Data records >>

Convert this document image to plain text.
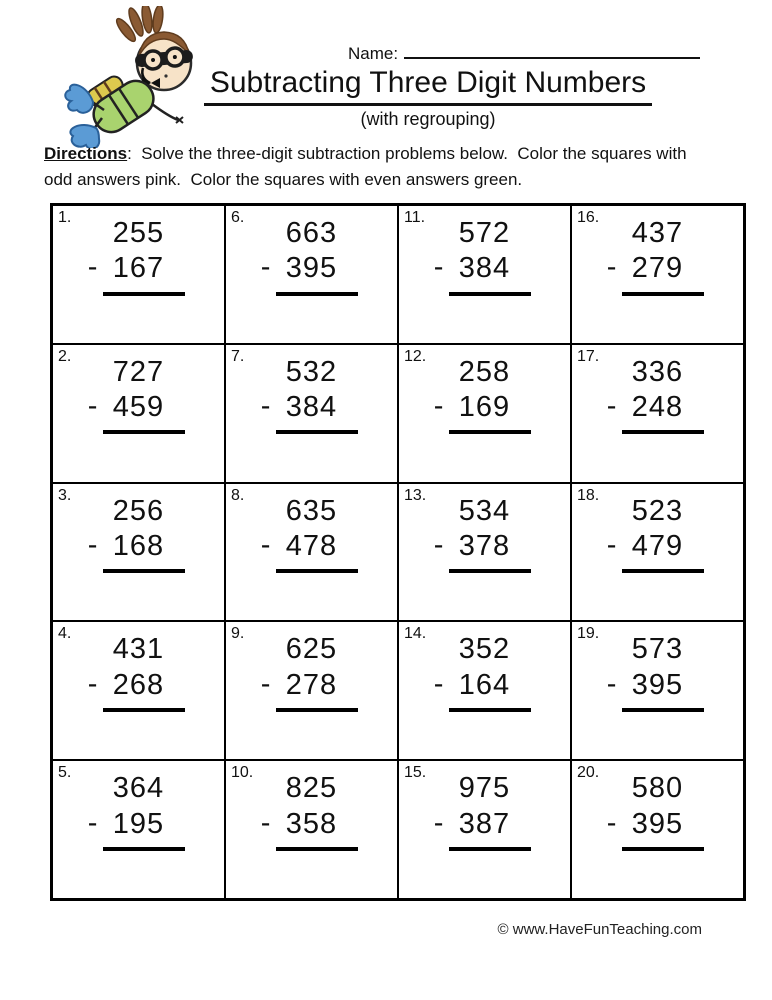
Name:
Subtracting Three Digit Numbers
(with regrouping)
Directions:  Solve the three-digit subtraction problems below.  Color the squares with
odd answers pink.  Color the squares with even answers green.
1. 255
- 167
6. 663
- 395
11. 572
- 384
16. 437
- 279
2. 727
- 459
7. 532
- 384
12. 258
- 169
17. 336
- 248
3. 256
- 168
8. 635
- 478
13. 534
- 378
18. 523
- 479
4. 431
- 268
9. 625
- 278
14. 352
- 164
19. 573
- 395
5. 364
- 195
10. 825
- 358
15. 975
- 387
20. 580
- 395
© www.HaveFunTeaching.com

Problem description >> Set the listing down in full and exactly. Pictures within it should not appear in the copy.

Exercise solution >>
Convert this document image to plain text.
Name:
Subtracting Three Digit Numbers
(with regrouping)
Directions:  Solve the three-digit subtraction problems below.  Color the squares with
odd answers pink.  Color the squares with even answers green.
1. 255
- 167
6. 663
- 395
11. 572
- 384
16. 437
- 279
2. 727
- 459
7. 532
- 384
12. 258
- 169
17. 336
- 248
3. 256
- 168
8. 635
- 478
13. 534
- 378
18. 523
- 479
4. 431
- 268
9. 625
- 278
14. 352
- 164
19. 573
- 395
5. 364
- 195
10. 825
- 358
15. 975
- 387
20. 580
- 395
© www.HaveFunTeaching.com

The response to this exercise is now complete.